▶ _SUPPLIED MATERIAL_:
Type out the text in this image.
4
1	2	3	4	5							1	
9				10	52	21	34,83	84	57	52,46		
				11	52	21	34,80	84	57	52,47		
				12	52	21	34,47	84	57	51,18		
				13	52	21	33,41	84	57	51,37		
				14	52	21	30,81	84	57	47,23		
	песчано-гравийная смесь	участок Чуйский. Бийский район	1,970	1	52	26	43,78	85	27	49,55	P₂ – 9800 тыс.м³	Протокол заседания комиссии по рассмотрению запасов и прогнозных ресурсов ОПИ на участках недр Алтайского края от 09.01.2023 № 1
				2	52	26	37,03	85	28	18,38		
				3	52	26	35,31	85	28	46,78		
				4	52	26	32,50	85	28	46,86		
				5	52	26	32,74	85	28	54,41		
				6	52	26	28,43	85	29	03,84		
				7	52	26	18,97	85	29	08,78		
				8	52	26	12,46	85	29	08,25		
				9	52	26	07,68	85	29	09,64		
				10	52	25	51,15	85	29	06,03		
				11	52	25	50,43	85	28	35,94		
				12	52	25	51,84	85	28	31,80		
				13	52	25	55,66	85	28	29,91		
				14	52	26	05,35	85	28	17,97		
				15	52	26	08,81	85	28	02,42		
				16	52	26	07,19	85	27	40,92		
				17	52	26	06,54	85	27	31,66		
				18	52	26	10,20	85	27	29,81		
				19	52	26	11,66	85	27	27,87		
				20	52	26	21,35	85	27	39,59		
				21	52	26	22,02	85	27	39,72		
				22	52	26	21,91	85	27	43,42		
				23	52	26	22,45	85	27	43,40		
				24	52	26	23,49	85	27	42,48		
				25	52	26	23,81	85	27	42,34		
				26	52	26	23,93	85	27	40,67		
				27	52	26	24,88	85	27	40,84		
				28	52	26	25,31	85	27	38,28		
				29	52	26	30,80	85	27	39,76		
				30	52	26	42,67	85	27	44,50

▶ _WHAT NEEDS TO BE DONE_: Repeat the preceding lines exactly, please, every one of them.

▶ _THE RESPONSE_:
Type out the text in this image.
4
1	2	3	4	5							1	
9				10	52	21	34,83	84	57	52,46		
				11	52	21	34,80	84	57	52,47		
				12	52	21	34,47	84	57	51,18		
				13	52	21	33,41	84	57	51,37		
				14	52	21	30,81	84	57	47,23		
	песчано-гравийная смесь	участок Чуйский. Бийский район	1,970	1	52	26	43,78	85	27	49,55	P₂ – 9800 тыс.м³	Протокол заседания комиссии по рассмотрению запасов и прогнозных ресурсов ОПИ на участках недр Алтайского края от 09.01.2023 № 1
				2	52	26	37,03	85	28	18,38		
				3	52	26	35,31	85	28	46,78		
				4	52	26	32,50	85	28	46,86		
				5	52	26	32,74	85	28	54,41		
				6	52	26	28,43	85	29	03,84		
				7	52	26	18,97	85	29	08,78		
				8	52	26	12,46	85	29	08,25		
				9	52	26	07,68	85	29	09,64		
				10	52	25	51,15	85	29	06,03		
				11	52	25	50,43	85	28	35,94		
				12	52	25	51,84	85	28	31,80		
				13	52	25	55,66	85	28	29,91		
				14	52	26	05,35	85	28	17,97		
				15	52	26	08,81	85	28	02,42		
				16	52	26	07,19	85	27	40,92		
				17	52	26	06,54	85	27	31,66		
				18	52	26	10,20	85	27	29,81		
				19	52	26	11,66	85	27	27,87		
				20	52	26	21,35	85	27	39,59		
				21	52	26	22,02	85	27	39,72		
				22	52	26	21,91	85	27	43,42		
				23	52	26	22,45	85	27	43,40		
				24	52	26	23,49	85	27	42,48		
				25	52	26	23,81	85	27	42,34		
				26	52	26	23,93	85	27	40,67		
				27	52	26	24,88	85	27	40,84		
				28	52	26	25,31	85	27	38,28		
				29	52	26	30,80	85	27	39,76		
				30	52	26	42,67	85	27	44,50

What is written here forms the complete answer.